** START OF INPUT **

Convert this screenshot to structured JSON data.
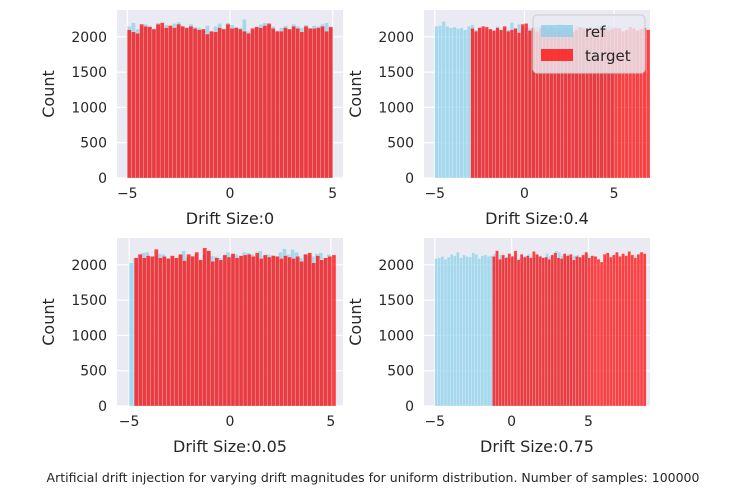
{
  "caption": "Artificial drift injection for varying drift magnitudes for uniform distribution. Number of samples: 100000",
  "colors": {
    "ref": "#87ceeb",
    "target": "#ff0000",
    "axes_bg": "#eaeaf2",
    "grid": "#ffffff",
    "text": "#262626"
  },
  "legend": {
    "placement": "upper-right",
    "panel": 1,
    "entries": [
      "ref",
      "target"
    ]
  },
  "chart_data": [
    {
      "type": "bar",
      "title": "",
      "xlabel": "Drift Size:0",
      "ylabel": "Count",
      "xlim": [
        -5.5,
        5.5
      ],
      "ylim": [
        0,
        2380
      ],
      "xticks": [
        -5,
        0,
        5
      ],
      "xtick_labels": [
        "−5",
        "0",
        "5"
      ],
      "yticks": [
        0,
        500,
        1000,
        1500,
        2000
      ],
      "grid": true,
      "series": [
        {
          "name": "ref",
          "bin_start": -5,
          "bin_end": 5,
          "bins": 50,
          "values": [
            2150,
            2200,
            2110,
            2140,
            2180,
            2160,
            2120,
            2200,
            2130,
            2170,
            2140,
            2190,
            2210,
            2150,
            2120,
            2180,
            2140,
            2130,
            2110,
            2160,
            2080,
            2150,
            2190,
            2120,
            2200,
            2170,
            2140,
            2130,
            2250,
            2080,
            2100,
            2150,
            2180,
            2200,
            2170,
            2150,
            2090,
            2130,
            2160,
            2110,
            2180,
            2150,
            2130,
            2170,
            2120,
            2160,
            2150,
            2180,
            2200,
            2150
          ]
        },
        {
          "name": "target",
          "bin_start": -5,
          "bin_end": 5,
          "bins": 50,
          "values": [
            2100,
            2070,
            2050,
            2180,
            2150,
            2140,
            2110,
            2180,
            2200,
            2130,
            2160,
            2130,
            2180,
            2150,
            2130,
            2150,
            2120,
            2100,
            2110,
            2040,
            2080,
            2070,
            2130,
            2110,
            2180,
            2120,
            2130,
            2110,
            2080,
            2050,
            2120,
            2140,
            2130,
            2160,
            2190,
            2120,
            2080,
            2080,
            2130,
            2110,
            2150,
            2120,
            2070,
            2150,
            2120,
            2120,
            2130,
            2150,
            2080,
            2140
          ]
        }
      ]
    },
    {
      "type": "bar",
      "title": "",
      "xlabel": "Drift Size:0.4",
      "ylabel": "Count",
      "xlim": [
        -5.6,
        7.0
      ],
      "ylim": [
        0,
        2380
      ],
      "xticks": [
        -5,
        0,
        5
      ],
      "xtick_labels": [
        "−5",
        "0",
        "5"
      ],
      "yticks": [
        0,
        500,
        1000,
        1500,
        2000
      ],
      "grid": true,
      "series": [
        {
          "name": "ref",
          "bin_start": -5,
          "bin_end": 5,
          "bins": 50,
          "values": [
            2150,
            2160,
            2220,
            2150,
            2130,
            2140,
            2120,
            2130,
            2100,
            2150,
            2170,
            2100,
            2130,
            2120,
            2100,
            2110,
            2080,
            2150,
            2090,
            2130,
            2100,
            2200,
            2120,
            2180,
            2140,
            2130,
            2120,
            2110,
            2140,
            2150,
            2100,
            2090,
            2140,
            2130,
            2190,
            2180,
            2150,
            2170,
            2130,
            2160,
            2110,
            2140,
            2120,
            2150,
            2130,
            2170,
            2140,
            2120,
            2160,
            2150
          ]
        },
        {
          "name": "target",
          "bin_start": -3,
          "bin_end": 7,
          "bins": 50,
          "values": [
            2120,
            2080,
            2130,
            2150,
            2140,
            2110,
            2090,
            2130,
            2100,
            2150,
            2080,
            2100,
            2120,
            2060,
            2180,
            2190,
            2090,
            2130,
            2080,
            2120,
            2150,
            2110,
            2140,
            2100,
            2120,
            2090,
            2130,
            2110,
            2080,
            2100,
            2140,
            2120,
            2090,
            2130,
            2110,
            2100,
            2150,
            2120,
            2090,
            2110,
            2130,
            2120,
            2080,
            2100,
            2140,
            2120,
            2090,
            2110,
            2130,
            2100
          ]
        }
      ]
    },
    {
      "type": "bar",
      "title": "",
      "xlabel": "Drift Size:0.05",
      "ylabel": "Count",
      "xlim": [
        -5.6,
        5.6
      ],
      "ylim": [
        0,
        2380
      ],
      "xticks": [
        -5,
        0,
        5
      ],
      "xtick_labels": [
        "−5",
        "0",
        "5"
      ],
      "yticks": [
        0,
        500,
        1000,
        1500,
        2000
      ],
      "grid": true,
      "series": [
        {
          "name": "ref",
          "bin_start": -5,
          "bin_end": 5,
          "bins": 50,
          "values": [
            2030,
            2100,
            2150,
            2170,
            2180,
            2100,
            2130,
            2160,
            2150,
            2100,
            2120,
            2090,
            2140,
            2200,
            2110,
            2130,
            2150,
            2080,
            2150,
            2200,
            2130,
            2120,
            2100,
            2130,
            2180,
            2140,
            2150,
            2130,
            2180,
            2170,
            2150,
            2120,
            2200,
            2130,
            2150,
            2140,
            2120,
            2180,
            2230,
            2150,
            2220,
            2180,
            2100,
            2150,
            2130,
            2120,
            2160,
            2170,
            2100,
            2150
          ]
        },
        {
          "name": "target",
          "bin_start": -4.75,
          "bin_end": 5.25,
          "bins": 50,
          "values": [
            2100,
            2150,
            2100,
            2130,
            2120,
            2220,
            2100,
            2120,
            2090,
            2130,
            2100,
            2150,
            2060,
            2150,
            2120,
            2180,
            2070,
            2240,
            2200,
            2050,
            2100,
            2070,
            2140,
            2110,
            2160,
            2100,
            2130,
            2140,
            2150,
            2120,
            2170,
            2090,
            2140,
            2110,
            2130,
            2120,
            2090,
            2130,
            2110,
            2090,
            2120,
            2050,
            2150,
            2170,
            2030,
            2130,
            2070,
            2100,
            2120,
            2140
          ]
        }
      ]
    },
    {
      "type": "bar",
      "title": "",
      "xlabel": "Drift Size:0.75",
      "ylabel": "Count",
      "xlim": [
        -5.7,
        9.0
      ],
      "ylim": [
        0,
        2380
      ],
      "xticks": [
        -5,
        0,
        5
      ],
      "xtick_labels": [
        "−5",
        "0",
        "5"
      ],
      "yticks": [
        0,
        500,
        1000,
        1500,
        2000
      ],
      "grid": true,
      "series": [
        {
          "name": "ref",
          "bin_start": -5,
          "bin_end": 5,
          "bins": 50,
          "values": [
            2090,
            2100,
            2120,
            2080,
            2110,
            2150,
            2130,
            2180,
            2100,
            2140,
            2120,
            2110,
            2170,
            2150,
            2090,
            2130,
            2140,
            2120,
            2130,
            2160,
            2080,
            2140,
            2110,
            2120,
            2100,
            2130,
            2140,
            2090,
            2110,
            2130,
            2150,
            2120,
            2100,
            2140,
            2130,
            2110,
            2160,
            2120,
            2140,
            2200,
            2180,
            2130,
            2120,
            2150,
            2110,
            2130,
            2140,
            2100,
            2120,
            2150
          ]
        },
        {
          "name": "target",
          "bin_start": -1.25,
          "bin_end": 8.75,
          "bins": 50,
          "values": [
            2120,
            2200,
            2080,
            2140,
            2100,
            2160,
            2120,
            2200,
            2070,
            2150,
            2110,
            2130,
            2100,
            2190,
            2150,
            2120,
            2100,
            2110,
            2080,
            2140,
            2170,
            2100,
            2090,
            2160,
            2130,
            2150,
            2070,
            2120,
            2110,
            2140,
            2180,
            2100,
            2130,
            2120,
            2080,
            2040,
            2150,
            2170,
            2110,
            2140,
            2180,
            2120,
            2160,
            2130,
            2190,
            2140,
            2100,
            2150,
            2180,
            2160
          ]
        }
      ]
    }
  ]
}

** END OF INPUT **

Pull out all lines from the listing that contain the string "Size".

> _WORKED SOLUTION_
      "xlabel": "Drift Size:0",
      "xlabel": "Drift Size:0.4",
      "xlabel": "Drift Size:0.05",
      "xlabel": "Drift Size:0.75",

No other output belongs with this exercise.